● GIVEN TASK: Repeat the material exactly, leaving nothing out.

● TASK INPUTS:
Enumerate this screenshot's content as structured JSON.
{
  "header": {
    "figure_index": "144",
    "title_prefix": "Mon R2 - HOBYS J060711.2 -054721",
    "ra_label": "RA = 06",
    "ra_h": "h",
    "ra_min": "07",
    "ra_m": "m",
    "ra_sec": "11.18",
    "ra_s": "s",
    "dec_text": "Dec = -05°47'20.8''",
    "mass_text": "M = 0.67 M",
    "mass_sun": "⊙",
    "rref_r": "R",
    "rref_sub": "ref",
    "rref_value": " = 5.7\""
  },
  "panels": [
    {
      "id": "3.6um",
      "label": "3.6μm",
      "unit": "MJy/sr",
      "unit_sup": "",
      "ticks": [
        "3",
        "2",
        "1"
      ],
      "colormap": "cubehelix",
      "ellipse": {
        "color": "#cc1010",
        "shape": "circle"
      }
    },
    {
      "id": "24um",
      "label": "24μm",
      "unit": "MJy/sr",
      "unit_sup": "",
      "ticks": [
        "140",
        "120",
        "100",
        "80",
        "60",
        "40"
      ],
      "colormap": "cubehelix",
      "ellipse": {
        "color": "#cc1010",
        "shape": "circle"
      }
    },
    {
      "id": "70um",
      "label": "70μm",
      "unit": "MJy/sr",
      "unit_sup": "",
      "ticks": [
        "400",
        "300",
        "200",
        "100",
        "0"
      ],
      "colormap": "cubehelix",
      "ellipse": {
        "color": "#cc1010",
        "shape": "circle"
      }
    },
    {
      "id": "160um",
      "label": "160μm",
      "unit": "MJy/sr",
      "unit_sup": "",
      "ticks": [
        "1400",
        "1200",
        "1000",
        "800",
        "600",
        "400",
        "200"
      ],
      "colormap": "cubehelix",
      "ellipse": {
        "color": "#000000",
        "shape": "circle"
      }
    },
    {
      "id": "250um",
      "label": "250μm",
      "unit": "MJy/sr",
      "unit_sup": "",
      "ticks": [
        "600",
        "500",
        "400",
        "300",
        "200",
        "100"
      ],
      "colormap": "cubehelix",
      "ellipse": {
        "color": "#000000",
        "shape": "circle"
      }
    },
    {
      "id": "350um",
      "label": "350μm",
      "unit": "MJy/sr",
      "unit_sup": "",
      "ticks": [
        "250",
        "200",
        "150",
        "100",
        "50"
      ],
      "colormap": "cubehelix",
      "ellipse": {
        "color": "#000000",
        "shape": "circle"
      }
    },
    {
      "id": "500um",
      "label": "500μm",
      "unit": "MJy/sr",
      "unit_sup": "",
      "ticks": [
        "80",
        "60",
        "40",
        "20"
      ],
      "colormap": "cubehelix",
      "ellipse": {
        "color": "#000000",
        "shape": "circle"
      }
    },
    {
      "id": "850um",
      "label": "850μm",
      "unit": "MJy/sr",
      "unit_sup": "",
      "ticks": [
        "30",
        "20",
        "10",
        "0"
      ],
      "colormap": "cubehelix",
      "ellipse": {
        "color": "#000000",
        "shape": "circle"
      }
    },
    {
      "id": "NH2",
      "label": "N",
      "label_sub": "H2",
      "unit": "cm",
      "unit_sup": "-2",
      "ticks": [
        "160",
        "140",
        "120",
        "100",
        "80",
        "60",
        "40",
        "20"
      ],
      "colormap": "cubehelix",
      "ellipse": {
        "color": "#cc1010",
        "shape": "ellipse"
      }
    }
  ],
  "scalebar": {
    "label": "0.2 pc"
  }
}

● EXPECTED ANSWER:
Enumerate this screenshot's content as structured JSON.
{
  "header": {
    "figure_index": "144",
    "title_prefix": "Mon R2 - HOBYS J060711.2 -054721",
    "ra_label": "RA = 06",
    "ra_h": "h",
    "ra_min": "07",
    "ra_m": "m",
    "ra_sec": "11.18",
    "ra_s": "s",
    "dec_text": "Dec = -05°47'20.8''",
    "mass_text": "M = 0.67 M",
    "mass_sun": "⊙",
    "rref_r": "R",
    "rref_sub": "ref",
    "rref_value": " = 5.7\""
  },
  "panels": [
    {
      "id": "3.6um",
      "label": "3.6μm",
      "unit": "MJy/sr",
      "unit_sup": "",
      "ticks": [
        "3",
        "2",
        "1"
      ],
      "colormap": "cubehelix",
      "ellipse": {
        "color": "#cc1010",
        "shape": "circle"
      }
    },
    {
      "id": "24um",
      "label": "24μm",
      "unit": "MJy/sr",
      "unit_sup": "",
      "ticks": [
        "140",
        "120",
        "100",
        "80",
        "60",
        "40"
      ],
      "colormap": "cubehelix",
      "ellipse": {
        "color": "#cc1010",
        "shape": "circle"
      }
    },
    {
      "id": "70um",
      "label": "70μm",
      "unit": "MJy/sr",
      "unit_sup": "",
      "ticks": [
        "400",
        "300",
        "200",
        "100",
        "0"
      ],
      "colormap": "cubehelix",
      "ellipse": {
        "color": "#cc1010",
        "shape": "circle"
      }
    },
    {
      "id": "160um",
      "label": "160μm",
      "unit": "MJy/sr",
      "unit_sup": "",
      "ticks": [
        "1400",
        "1200",
        "1000",
        "800",
        "600",
        "400",
        "200"
      ],
      "colormap": "cubehelix",
      "ellipse": {
        "color": "#000000",
        "shape": "circle"
      }
    },
    {
      "id": "250um",
      "label": "250μm",
      "unit": "MJy/sr",
      "unit_sup": "",
      "ticks": [
        "600",
        "500",
        "400",
        "300",
        "200",
        "100"
      ],
      "colormap": "cubehelix",
      "ellipse": {
        "color": "#000000",
        "shape": "circle"
      }
    },
    {
      "id": "350um",
      "label": "350μm",
      "unit": "MJy/sr",
      "unit_sup": "",
      "ticks": [
        "250",
        "200",
        "150",
        "100",
        "50"
      ],
      "colormap": "cubehelix",
      "ellipse": {
        "color": "#000000",
        "shape": "circle"
      }
    },
    {
      "id": "500um",
      "label": "500μm",
      "unit": "MJy/sr",
      "unit_sup": "",
      "ticks": [
        "80",
        "60",
        "40",
        "20"
      ],
      "colormap": "cubehelix",
      "ellipse": {
        "color": "#000000",
        "shape": "circle"
      }
    },
    {
      "id": "850um",
      "label": "850μm",
      "unit": "MJy/sr",
      "unit_sup": "",
      "ticks": [
        "30",
        "20",
        "10",
        "0"
      ],
      "colormap": "cubehelix",
      "ellipse": {
        "color": "#000000",
        "shape": "circle"
      }
    },
    {
      "id": "NH2",
      "label": "N",
      "label_sub": "H2",
      "unit": "cm",
      "unit_sup": "-2",
      "ticks": [
        "160",
        "140",
        "120",
        "100",
        "80",
        "60",
        "40",
        "20"
      ],
      "colormap": "cubehelix",
      "ellipse": {
        "color": "#cc1010",
        "shape": "ellipse"
      }
    }
  ],
  "scalebar": {
    "label": "0.2 pc"
  }
}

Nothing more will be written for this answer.